(Part of a data file)
<<<<

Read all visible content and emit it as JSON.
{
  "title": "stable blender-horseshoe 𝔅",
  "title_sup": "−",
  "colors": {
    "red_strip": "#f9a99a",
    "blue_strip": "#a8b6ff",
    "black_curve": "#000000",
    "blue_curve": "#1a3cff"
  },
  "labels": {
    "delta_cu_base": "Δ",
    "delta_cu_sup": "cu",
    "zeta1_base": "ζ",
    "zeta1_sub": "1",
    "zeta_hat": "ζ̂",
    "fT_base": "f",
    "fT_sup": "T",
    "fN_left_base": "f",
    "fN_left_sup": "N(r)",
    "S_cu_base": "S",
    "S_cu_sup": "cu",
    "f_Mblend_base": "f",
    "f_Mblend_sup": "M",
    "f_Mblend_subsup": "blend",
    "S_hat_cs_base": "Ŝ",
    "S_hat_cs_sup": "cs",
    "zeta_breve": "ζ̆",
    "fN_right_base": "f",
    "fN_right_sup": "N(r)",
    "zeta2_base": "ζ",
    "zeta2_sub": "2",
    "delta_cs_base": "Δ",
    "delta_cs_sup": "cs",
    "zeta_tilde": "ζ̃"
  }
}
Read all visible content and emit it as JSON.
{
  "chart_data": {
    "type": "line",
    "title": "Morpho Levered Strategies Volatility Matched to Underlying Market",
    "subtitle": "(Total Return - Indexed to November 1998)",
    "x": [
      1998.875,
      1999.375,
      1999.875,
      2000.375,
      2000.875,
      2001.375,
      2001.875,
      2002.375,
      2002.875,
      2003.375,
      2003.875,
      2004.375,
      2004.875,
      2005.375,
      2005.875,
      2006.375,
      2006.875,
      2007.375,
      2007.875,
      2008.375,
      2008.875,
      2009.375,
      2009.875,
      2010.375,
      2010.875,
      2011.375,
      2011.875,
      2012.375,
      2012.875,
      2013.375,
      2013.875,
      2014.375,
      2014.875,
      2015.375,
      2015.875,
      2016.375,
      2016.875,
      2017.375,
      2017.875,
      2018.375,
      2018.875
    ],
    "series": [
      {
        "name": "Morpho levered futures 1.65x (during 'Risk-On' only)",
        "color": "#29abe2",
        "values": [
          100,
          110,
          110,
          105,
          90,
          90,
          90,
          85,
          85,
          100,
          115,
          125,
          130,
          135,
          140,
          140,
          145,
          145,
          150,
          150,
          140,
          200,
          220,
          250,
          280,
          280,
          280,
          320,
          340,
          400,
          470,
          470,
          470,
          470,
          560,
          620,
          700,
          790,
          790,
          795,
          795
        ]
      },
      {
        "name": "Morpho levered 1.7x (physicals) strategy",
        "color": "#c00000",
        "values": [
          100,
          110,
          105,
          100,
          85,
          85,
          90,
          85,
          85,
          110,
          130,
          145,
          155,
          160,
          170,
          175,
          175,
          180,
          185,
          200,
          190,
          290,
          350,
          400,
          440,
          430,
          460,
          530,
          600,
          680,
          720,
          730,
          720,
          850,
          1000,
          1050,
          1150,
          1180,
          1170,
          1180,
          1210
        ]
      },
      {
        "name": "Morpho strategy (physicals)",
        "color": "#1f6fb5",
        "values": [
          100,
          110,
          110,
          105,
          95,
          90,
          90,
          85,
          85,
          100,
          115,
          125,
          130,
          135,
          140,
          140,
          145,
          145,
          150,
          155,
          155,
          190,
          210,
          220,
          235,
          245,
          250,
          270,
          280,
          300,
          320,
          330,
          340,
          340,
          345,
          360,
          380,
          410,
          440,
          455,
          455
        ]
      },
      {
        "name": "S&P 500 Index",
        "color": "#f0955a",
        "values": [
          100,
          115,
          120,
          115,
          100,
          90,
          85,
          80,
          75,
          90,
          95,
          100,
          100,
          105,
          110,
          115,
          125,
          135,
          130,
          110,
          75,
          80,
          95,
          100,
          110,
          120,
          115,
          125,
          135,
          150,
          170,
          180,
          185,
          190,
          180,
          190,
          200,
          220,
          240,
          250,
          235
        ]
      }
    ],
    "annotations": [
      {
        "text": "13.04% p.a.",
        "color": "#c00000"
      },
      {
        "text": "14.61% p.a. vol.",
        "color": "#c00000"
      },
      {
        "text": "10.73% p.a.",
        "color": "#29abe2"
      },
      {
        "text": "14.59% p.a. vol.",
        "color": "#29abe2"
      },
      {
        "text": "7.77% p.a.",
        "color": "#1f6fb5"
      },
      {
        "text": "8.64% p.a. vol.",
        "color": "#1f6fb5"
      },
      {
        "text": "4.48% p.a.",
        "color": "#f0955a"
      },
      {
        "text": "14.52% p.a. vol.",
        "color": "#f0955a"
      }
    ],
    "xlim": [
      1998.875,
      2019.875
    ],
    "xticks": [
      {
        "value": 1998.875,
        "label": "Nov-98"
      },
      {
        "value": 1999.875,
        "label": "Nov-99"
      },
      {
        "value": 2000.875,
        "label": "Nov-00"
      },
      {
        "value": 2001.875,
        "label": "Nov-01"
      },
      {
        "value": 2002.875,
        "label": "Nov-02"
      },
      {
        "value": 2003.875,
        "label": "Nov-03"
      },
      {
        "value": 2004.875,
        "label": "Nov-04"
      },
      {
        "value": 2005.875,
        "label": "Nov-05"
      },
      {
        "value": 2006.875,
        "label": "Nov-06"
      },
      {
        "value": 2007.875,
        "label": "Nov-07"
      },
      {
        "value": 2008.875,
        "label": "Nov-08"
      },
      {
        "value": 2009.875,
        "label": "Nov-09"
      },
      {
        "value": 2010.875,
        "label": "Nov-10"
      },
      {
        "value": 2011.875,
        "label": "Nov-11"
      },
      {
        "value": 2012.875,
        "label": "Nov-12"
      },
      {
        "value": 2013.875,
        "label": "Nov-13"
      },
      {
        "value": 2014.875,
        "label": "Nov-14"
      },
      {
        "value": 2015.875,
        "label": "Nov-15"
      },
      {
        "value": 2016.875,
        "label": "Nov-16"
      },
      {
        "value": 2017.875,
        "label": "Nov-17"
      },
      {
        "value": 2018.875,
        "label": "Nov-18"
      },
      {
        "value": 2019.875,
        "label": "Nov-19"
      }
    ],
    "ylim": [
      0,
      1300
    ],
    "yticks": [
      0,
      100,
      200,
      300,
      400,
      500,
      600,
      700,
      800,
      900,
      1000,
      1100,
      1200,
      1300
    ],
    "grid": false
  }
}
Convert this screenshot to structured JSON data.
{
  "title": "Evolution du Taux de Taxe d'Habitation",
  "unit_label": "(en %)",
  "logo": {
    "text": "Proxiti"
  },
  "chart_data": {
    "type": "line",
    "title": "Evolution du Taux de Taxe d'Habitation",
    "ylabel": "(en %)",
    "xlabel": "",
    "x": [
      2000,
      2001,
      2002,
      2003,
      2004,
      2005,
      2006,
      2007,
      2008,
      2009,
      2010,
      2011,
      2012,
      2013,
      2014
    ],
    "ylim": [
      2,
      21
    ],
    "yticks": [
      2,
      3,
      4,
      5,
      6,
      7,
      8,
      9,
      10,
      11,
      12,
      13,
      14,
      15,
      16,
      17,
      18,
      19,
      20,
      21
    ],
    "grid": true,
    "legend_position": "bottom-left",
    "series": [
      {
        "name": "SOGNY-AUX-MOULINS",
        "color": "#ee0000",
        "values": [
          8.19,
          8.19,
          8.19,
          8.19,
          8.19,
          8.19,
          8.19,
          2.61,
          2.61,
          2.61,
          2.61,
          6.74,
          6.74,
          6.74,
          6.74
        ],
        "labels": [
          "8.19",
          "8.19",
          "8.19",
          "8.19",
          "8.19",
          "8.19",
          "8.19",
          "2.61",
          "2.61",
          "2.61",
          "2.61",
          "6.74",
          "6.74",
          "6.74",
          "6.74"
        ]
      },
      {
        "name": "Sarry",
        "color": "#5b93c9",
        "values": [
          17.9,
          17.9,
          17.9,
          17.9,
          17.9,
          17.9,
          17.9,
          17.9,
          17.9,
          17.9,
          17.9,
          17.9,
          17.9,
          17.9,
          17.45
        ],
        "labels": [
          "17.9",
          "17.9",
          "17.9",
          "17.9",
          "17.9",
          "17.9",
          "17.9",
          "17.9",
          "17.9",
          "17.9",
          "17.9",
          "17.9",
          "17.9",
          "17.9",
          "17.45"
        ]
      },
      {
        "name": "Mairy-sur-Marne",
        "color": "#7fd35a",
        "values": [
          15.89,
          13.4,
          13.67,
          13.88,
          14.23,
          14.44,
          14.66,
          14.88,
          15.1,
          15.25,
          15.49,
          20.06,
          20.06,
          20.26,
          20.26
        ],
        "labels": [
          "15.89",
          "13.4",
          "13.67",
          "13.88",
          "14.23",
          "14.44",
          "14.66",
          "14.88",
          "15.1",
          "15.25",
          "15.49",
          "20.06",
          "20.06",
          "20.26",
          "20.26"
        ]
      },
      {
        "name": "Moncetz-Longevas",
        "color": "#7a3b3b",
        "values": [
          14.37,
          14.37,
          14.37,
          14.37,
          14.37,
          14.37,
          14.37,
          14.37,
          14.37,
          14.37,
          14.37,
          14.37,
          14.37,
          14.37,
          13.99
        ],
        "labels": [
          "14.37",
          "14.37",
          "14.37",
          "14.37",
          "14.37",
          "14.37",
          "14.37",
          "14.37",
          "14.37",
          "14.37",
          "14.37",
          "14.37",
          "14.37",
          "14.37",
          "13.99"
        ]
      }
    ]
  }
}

>>>>

◆ What you should do
What is the number of lines in the listing above that contain the string "Evolution"? Give only the number.

◆ Output for this exercise
2